(EXERCISE DIRECTIONS): Set out every line bearing the string "Skrýt".

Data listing
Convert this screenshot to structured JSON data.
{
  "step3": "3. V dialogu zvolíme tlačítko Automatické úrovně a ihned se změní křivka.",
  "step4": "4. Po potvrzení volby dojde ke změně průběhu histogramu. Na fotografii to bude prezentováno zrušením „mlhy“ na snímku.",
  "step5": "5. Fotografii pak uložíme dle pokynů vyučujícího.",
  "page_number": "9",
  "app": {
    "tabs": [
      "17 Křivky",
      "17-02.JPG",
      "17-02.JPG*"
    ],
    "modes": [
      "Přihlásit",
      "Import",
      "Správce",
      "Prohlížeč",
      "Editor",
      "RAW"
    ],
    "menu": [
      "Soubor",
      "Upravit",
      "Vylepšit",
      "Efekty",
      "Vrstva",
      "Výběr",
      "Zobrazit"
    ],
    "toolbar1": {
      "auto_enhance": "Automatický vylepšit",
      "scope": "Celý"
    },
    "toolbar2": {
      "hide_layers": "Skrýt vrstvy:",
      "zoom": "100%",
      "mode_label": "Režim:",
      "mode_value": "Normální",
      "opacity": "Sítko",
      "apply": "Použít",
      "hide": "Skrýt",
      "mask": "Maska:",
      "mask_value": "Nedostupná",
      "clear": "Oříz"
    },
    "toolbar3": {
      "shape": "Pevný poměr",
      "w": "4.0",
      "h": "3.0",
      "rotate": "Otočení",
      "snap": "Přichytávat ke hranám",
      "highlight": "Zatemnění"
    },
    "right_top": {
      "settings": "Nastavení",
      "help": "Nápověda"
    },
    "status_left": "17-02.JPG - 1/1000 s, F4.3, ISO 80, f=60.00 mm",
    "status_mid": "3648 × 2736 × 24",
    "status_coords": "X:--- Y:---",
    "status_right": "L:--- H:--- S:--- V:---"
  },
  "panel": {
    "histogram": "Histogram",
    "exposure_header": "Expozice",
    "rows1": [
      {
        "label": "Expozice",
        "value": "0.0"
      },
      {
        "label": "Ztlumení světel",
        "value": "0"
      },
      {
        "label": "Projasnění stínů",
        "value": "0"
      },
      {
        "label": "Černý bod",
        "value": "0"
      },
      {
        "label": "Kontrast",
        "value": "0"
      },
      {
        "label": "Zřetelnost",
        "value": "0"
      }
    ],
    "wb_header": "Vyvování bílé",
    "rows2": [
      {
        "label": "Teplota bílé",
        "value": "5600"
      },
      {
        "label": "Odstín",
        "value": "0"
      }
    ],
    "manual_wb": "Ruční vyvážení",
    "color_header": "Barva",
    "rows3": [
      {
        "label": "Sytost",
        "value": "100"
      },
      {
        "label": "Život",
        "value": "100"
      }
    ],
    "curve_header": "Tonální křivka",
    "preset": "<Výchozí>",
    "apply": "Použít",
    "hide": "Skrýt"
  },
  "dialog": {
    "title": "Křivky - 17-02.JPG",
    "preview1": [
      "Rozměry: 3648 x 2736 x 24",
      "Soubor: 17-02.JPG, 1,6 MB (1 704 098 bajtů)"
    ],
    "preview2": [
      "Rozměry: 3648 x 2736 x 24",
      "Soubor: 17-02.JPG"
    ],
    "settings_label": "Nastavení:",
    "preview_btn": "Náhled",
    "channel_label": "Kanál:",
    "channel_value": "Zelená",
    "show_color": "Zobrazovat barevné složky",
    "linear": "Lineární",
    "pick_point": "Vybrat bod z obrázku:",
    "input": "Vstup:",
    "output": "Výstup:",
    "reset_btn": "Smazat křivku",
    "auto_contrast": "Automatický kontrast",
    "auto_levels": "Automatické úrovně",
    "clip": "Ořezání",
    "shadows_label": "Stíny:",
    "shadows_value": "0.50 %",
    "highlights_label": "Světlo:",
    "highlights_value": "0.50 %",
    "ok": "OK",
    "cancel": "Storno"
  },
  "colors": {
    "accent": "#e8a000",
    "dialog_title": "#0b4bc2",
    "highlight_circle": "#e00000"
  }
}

(COMPLETE OUTPUT):
      "hide_layers": "Skrýt vrstvy:",
      "hide": "Skrýt",
    "hide": "Skrýt"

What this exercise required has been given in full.